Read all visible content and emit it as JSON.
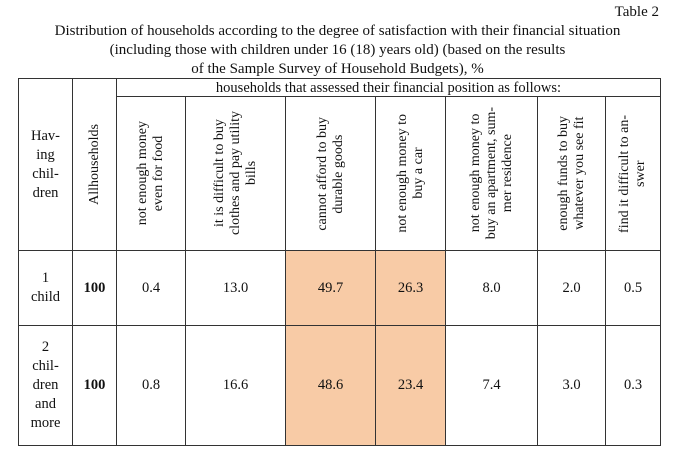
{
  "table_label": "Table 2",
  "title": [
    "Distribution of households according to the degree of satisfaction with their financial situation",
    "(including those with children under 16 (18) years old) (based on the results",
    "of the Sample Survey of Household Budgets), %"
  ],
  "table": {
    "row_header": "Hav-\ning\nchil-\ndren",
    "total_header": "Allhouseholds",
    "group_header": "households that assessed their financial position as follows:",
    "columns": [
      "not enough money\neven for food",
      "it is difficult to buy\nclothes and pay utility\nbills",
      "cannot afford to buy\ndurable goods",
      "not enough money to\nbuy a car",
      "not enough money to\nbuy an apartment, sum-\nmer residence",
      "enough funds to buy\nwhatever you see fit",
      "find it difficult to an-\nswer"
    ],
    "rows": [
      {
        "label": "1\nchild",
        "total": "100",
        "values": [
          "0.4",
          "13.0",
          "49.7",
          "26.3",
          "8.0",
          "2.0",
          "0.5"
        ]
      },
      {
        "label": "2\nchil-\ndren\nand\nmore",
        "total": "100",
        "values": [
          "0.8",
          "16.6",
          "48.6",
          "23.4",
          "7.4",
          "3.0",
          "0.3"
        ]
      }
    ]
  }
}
######
◆ Exercise prompt
Among the lines of the data, identify those with the word "enough". Copy each of them.

◆ Answer below
      "not enough money\neven for food",
      "not enough money to\nbuy a car",
      "not enough money to\nbuy an apartment, sum-\nmer residence",
      "enough funds to buy\nwhatever you see fit",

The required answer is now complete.